Go through the entries below and print each one exactly, leaving out pictures.

****************************************

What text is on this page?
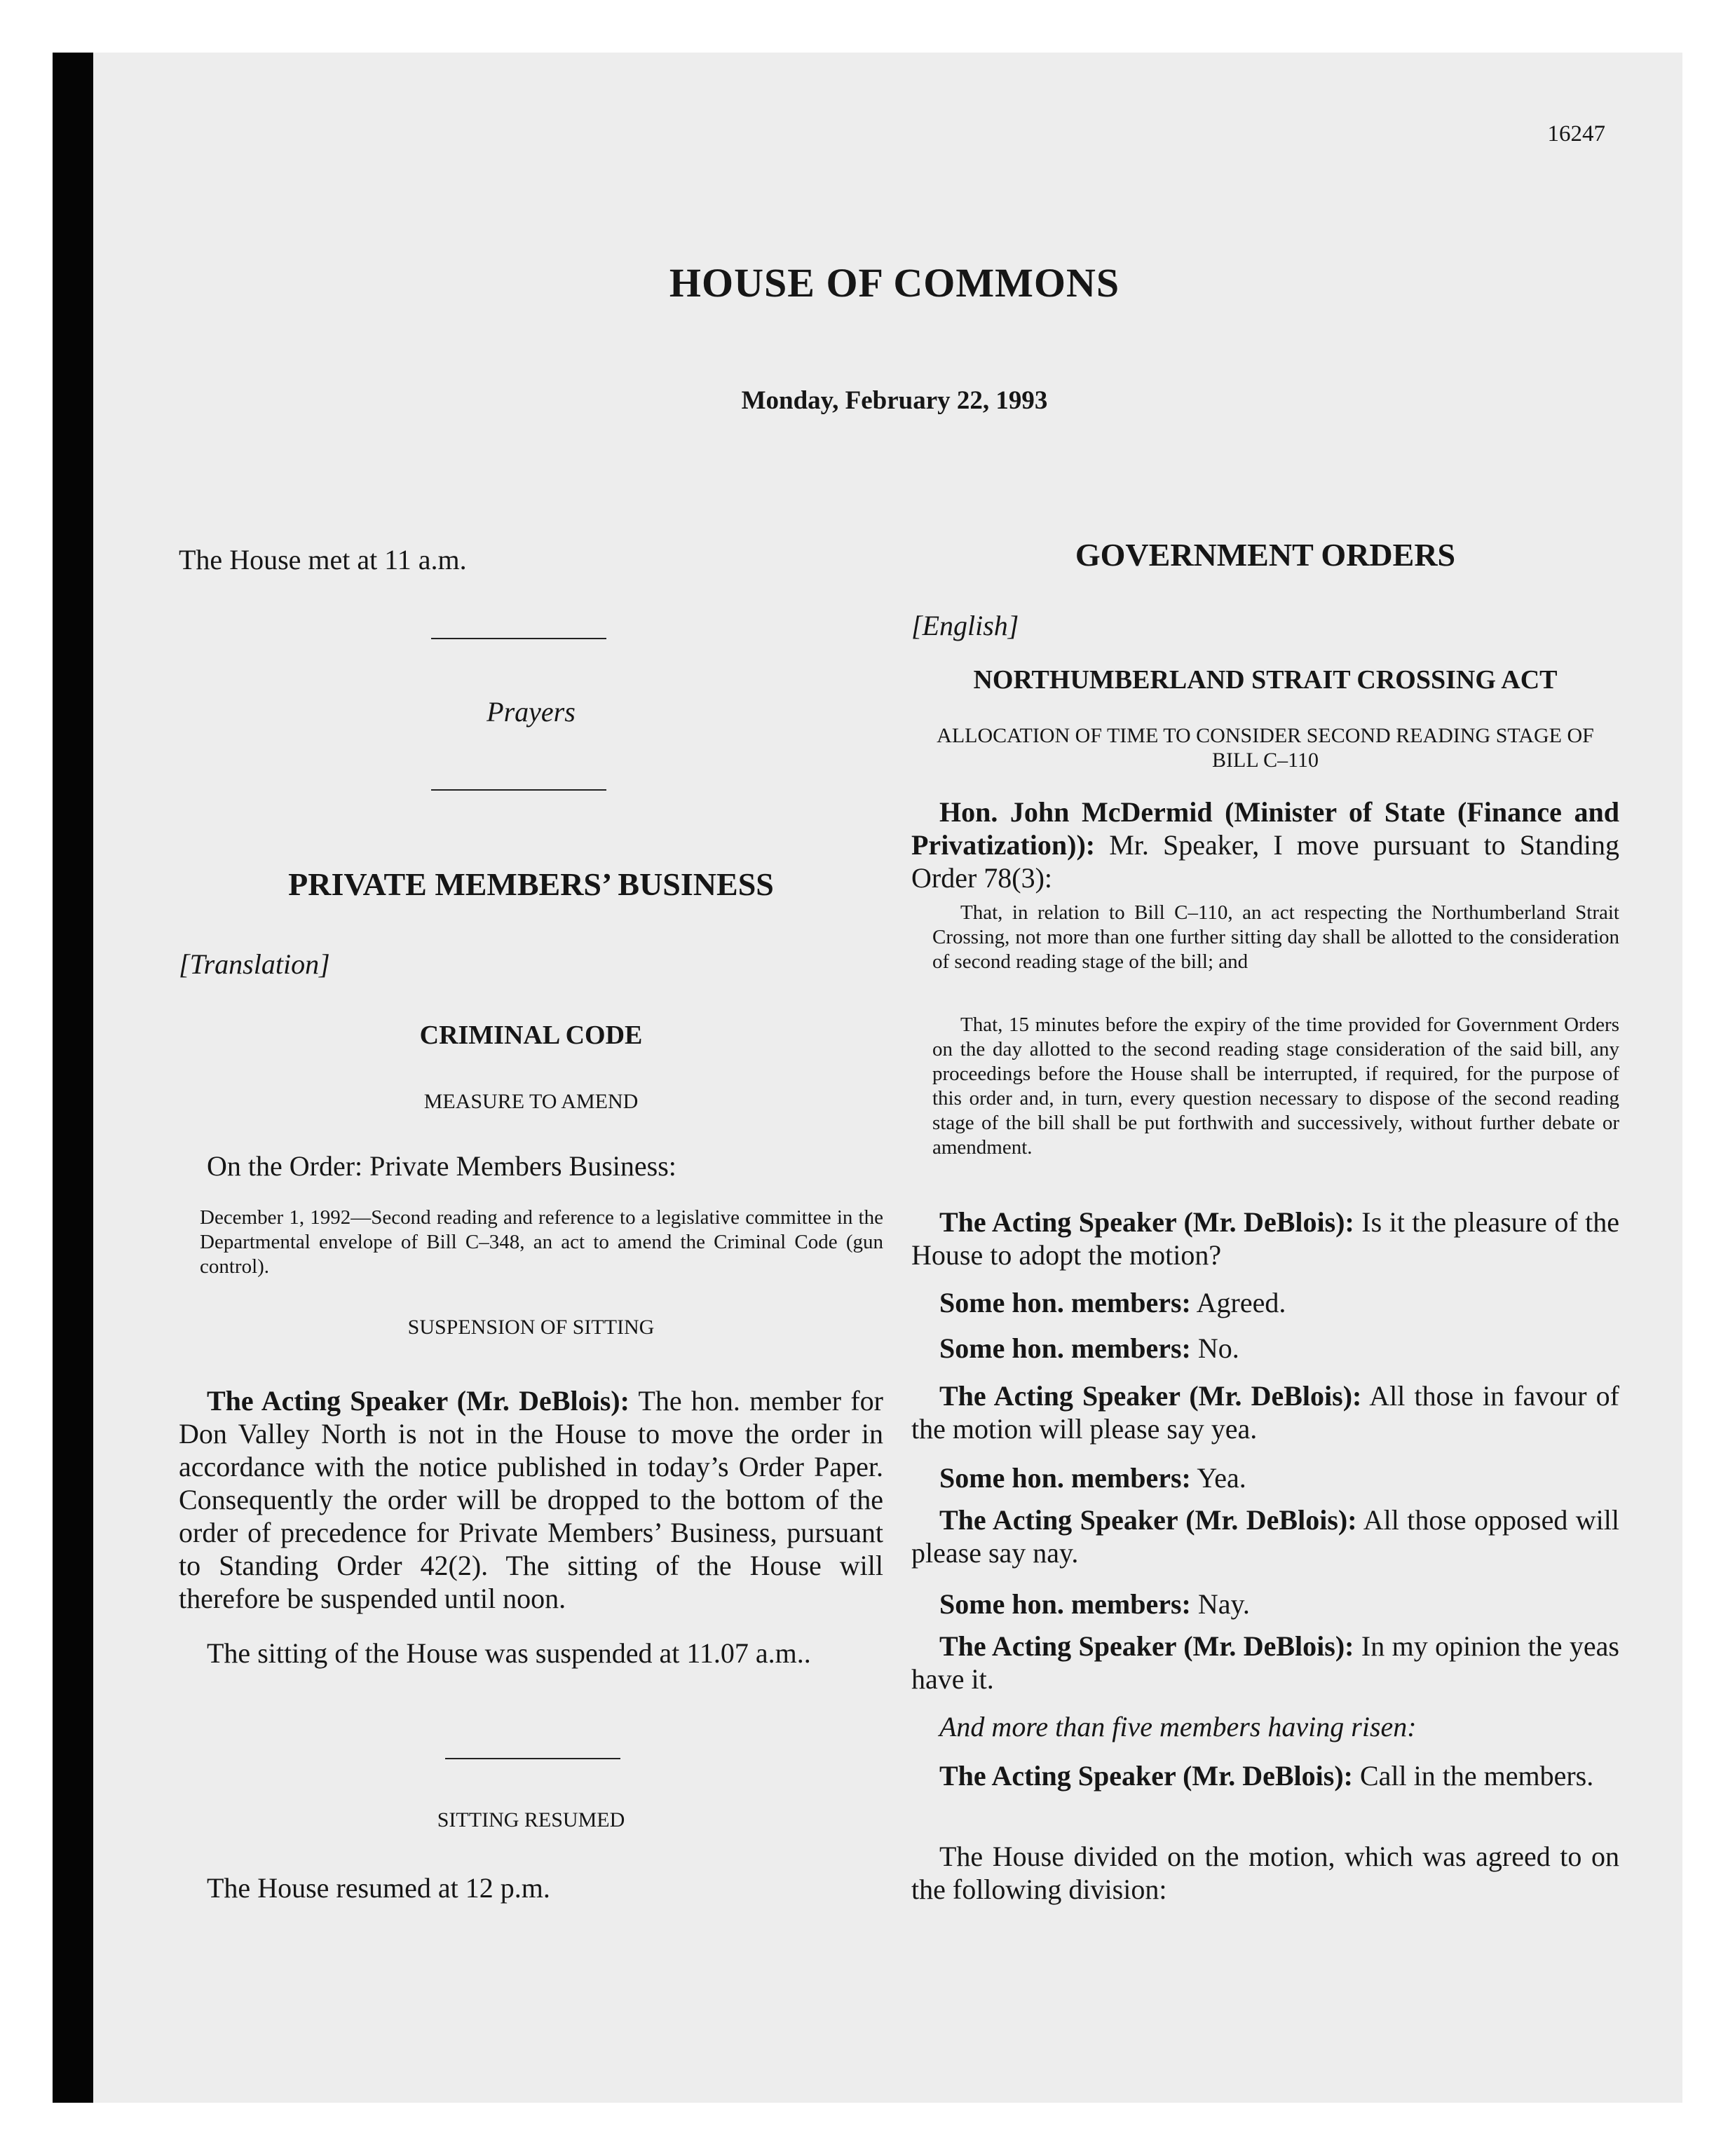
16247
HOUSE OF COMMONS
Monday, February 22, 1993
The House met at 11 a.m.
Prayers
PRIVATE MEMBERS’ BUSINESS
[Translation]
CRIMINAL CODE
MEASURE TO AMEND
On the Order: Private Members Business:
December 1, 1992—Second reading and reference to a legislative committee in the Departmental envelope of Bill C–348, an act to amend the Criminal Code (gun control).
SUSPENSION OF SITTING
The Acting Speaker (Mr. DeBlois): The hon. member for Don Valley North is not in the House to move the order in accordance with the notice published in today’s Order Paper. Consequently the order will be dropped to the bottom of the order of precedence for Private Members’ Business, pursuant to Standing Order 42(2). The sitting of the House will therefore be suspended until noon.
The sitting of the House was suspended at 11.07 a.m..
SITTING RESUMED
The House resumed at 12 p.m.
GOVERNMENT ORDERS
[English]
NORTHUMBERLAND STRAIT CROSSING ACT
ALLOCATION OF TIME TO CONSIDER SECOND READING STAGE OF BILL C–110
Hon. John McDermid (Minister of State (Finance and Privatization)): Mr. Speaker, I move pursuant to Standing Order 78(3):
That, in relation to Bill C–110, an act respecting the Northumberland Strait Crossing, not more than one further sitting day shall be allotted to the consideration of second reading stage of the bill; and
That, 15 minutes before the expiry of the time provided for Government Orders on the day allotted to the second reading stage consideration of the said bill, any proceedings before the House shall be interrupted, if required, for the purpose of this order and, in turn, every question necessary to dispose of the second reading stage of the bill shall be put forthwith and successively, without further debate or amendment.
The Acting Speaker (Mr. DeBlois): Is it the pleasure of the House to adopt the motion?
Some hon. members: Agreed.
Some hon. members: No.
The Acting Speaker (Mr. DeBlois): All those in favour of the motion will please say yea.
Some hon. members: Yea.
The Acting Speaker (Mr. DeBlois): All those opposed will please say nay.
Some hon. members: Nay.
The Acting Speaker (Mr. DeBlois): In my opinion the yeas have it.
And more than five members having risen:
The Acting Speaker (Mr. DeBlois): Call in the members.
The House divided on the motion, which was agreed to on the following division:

****************************************

Completed task
What text is on this page?
16247
HOUSE OF COMMONS
Monday, February 22, 1993
The House met at 11 a.m.
Prayers
PRIVATE MEMBERS’ BUSINESS
[Translation]
CRIMINAL CODE
MEASURE TO AMEND
On the Order: Private Members Business:
December 1, 1992—Second reading and reference to a legislative committee in the Departmental envelope of Bill C–348, an act to amend the Criminal Code (gun control).
SUSPENSION OF SITTING
The Acting Speaker (Mr. DeBlois): The hon. member for Don Valley North is not in the House to move the order in accordance with the notice published in today’s Order Paper. Consequently the order will be dropped to the bottom of the order of precedence for Private Members’ Business, pursuant to Standing Order 42(2). The sitting of the House will therefore be suspended until noon.
The sitting of the House was suspended at 11.07 a.m..
SITTING RESUMED
The House resumed at 12 p.m.
GOVERNMENT ORDERS
[English]
NORTHUMBERLAND STRAIT CROSSING ACT
ALLOCATION OF TIME TO CONSIDER SECOND READING STAGE OF BILL C–110
Hon. John McDermid (Minister of State (Finance and Privatization)): Mr. Speaker, I move pursuant to Standing Order 78(3):
That, in relation to Bill C–110, an act respecting the Northumberland Strait Crossing, not more than one further sitting day shall be allotted to the consideration of second reading stage of the bill; and
That, 15 minutes before the expiry of the time provided for Government Orders on the day allotted to the second reading stage consideration of the said bill, any proceedings before the House shall be interrupted, if required, for the purpose of this order and, in turn, every question necessary to dispose of the second reading stage of the bill shall be put forthwith and successively, without further debate or amendment.
The Acting Speaker (Mr. DeBlois): Is it the pleasure of the House to adopt the motion?
Some hon. members: Agreed.
Some hon. members: No.
The Acting Speaker (Mr. DeBlois): All those in favour of the motion will please say yea.
Some hon. members: Yea.
The Acting Speaker (Mr. DeBlois): All those opposed will please say nay.
Some hon. members: Nay.
The Acting Speaker (Mr. DeBlois): In my opinion the yeas have it.
And more than five members having risen:
The Acting Speaker (Mr. DeBlois): Call in the members.
The House divided on the motion, which was agreed to on the following division:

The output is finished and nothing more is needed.